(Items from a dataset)
## BEGIN

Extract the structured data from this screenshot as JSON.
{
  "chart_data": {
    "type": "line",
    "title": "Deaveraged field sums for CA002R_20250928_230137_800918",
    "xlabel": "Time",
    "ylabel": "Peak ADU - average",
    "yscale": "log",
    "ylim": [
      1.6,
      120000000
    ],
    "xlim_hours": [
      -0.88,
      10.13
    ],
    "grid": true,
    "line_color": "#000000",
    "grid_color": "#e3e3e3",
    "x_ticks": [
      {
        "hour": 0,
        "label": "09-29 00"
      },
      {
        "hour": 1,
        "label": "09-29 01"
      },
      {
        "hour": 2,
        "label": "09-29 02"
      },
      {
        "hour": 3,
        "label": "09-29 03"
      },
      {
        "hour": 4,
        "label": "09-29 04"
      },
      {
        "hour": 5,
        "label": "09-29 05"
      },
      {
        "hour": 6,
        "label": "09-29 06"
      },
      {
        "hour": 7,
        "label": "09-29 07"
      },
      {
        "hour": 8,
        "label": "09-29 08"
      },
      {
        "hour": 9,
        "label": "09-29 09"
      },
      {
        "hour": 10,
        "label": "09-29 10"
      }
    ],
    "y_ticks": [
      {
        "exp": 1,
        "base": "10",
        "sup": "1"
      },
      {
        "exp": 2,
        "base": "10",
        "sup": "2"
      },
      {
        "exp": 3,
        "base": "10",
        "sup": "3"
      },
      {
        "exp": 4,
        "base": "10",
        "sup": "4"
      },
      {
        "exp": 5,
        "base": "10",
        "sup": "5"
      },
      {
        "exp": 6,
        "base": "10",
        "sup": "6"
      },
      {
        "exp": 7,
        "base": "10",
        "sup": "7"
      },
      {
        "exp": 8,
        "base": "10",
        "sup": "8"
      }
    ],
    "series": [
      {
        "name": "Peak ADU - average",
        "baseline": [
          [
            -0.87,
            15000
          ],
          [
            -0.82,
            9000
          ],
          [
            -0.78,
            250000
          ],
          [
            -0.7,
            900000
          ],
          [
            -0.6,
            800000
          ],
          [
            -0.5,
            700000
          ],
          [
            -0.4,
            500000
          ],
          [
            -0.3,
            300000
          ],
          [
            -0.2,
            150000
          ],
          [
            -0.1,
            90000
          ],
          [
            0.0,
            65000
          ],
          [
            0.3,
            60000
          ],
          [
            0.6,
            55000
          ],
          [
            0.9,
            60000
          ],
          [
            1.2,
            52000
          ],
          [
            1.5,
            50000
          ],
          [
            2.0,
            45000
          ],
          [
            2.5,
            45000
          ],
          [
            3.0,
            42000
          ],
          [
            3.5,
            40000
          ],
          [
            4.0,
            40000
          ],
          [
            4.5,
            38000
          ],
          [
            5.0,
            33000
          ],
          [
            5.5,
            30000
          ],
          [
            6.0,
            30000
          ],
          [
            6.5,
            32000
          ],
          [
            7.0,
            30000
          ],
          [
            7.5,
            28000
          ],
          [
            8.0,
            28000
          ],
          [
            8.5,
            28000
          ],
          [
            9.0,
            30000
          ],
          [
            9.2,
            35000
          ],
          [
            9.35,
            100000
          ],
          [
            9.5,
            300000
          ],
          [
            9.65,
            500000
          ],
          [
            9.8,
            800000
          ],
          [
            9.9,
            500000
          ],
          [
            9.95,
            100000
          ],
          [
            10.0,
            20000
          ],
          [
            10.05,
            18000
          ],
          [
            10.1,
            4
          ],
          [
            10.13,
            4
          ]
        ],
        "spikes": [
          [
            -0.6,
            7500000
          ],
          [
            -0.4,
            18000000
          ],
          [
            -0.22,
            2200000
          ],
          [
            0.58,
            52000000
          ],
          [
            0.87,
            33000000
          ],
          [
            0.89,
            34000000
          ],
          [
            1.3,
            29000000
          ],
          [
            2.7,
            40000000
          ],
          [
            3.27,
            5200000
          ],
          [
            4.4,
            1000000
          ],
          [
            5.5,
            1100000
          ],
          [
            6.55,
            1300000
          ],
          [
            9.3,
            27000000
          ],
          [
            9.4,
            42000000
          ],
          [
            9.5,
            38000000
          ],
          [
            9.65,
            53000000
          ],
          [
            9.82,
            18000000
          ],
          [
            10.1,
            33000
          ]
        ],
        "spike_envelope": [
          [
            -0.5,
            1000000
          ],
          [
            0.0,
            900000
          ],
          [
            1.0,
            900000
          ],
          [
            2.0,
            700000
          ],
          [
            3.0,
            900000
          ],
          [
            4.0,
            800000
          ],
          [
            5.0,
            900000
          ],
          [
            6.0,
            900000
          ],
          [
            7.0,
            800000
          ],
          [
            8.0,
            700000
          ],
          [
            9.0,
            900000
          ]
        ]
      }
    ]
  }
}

## END

▶ [Stated task]:
Each line in the material above must be retyped without alteration.

▶ [The solution]:
Extract the structured data from this screenshot as JSON.
{
  "chart_data": {
    "type": "line",
    "title": "Deaveraged field sums for CA002R_20250928_230137_800918",
    "xlabel": "Time",
    "ylabel": "Peak ADU - average",
    "yscale": "log",
    "ylim": [
      1.6,
      120000000
    ],
    "xlim_hours": [
      -0.88,
      10.13
    ],
    "grid": true,
    "line_color": "#000000",
    "grid_color": "#e3e3e3",
    "x_ticks": [
      {
        "hour": 0,
        "label": "09-29 00"
      },
      {
        "hour": 1,
        "label": "09-29 01"
      },
      {
        "hour": 2,
        "label": "09-29 02"
      },
      {
        "hour": 3,
        "label": "09-29 03"
      },
      {
        "hour": 4,
        "label": "09-29 04"
      },
      {
        "hour": 5,
        "label": "09-29 05"
      },
      {
        "hour": 6,
        "label": "09-29 06"
      },
      {
        "hour": 7,
        "label": "09-29 07"
      },
      {
        "hour": 8,
        "label": "09-29 08"
      },
      {
        "hour": 9,
        "label": "09-29 09"
      },
      {
        "hour": 10,
        "label": "09-29 10"
      }
    ],
    "y_ticks": [
      {
        "exp": 1,
        "base": "10",
        "sup": "1"
      },
      {
        "exp": 2,
        "base": "10",
        "sup": "2"
      },
      {
        "exp": 3,
        "base": "10",
        "sup": "3"
      },
      {
        "exp": 4,
        "base": "10",
        "sup": "4"
      },
      {
        "exp": 5,
        "base": "10",
        "sup": "5"
      },
      {
        "exp": 6,
        "base": "10",
        "sup": "6"
      },
      {
        "exp": 7,
        "base": "10",
        "sup": "7"
      },
      {
        "exp": 8,
        "base": "10",
        "sup": "8"
      }
    ],
    "series": [
      {
        "name": "Peak ADU - average",
        "baseline": [
          [
            -0.87,
            15000
          ],
          [
            -0.82,
            9000
          ],
          [
            -0.78,
            250000
          ],
          [
            -0.7,
            900000
          ],
          [
            -0.6,
            800000
          ],
          [
            -0.5,
            700000
          ],
          [
            -0.4,
            500000
          ],
          [
            -0.3,
            300000
          ],
          [
            -0.2,
            150000
          ],
          [
            -0.1,
            90000
          ],
          [
            0.0,
            65000
          ],
          [
            0.3,
            60000
          ],
          [
            0.6,
            55000
          ],
          [
            0.9,
            60000
          ],
          [
            1.2,
            52000
          ],
          [
            1.5,
            50000
          ],
          [
            2.0,
            45000
          ],
          [
            2.5,
            45000
          ],
          [
            3.0,
            42000
          ],
          [
            3.5,
            40000
          ],
          [
            4.0,
            40000
          ],
          [
            4.5,
            38000
          ],
          [
            5.0,
            33000
          ],
          [
            5.5,
            30000
          ],
          [
            6.0,
            30000
          ],
          [
            6.5,
            32000
          ],
          [
            7.0,
            30000
          ],
          [
            7.5,
            28000
          ],
          [
            8.0,
            28000
          ],
          [
            8.5,
            28000
          ],
          [
            9.0,
            30000
          ],
          [
            9.2,
            35000
          ],
          [
            9.35,
            100000
          ],
          [
            9.5,
            300000
          ],
          [
            9.65,
            500000
          ],
          [
            9.8,
            800000
          ],
          [
            9.9,
            500000
          ],
          [
            9.95,
            100000
          ],
          [
            10.0,
            20000
          ],
          [
            10.05,
            18000
          ],
          [
            10.1,
            4
          ],
          [
            10.13,
            4
          ]
        ],
        "spikes": [
          [
            -0.6,
            7500000
          ],
          [
            -0.4,
            18000000
          ],
          [
            -0.22,
            2200000
          ],
          [
            0.58,
            52000000
          ],
          [
            0.87,
            33000000
          ],
          [
            0.89,
            34000000
          ],
          [
            1.3,
            29000000
          ],
          [
            2.7,
            40000000
          ],
          [
            3.27,
            5200000
          ],
          [
            4.4,
            1000000
          ],
          [
            5.5,
            1100000
          ],
          [
            6.55,
            1300000
          ],
          [
            9.3,
            27000000
          ],
          [
            9.4,
            42000000
          ],
          [
            9.5,
            38000000
          ],
          [
            9.65,
            53000000
          ],
          [
            9.82,
            18000000
          ],
          [
            10.1,
            33000
          ]
        ],
        "spike_envelope": [
          [
            -0.5,
            1000000
          ],
          [
            0.0,
            900000
          ],
          [
            1.0,
            900000
          ],
          [
            2.0,
            700000
          ],
          [
            3.0,
            900000
          ],
          [
            4.0,
            800000
          ],
          [
            5.0,
            900000
          ],
          [
            6.0,
            900000
          ],
          [
            7.0,
            800000
          ],
          [
            8.0,
            700000
          ],
          [
            9.0,
            900000
          ]
        ]
      }
    ]
  }
}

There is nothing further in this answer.